[Dataset records]
■ ■ ■ ■
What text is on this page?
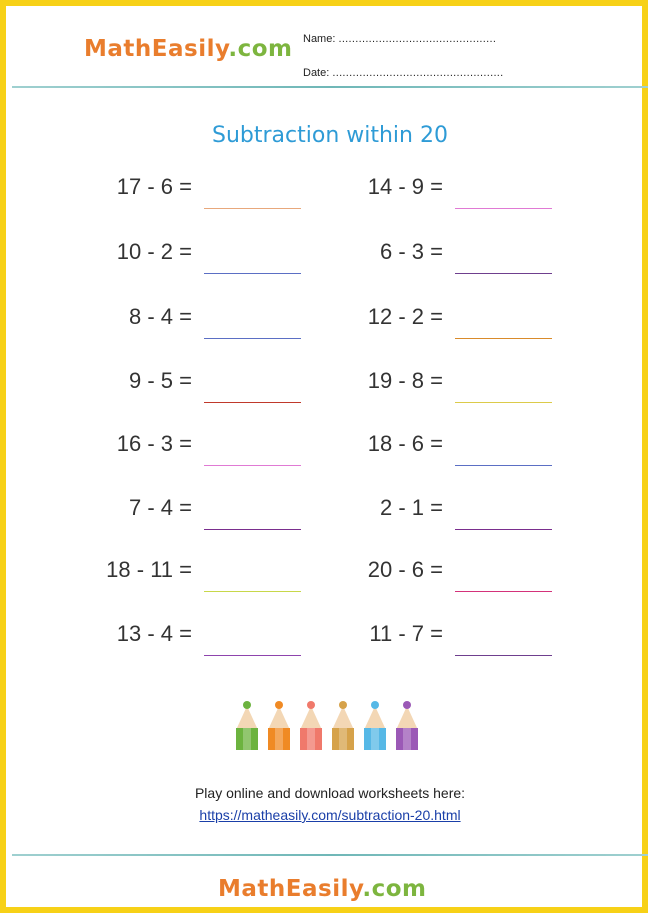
MathEasily.com Name: ...............................................
Date: ...................................................
Subtraction within 20
17 - 6 =
10 - 2 =
8 - 4 =
9 - 5 =
16 - 3 =
7 - 4 =
18 - 11 =
13 - 4 =
14 - 9 =
6 - 3 =
12 - 2 =
19 - 8 =
18 - 6 =
2 - 1 =
20 - 6 =
11 - 7 =
Play online and download worksheets here:
https://matheasily.com/subtraction-20.html
MathEasily.com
■ ■ ■ ■
WHAT THE EXERCISE ASKS:
Could you reproduce every record above exactly, leaving out the pictures?

WRITTEN SOLUTION:
What text is on this page?
MathEasily.com Name: ...............................................
Date: ...................................................
Subtraction within 20
17 - 6 =
10 - 2 =
8 - 4 =
9 - 5 =
16 - 3 =
7 - 4 =
18 - 11 =
13 - 4 =
14 - 9 =
6 - 3 =
12 - 2 =
19 - 8 =
18 - 6 =
2 - 1 =
20 - 6 =
11 - 7 =
Play online and download worksheets here:
https://matheasily.com/subtraction-20.html
MathEasily.com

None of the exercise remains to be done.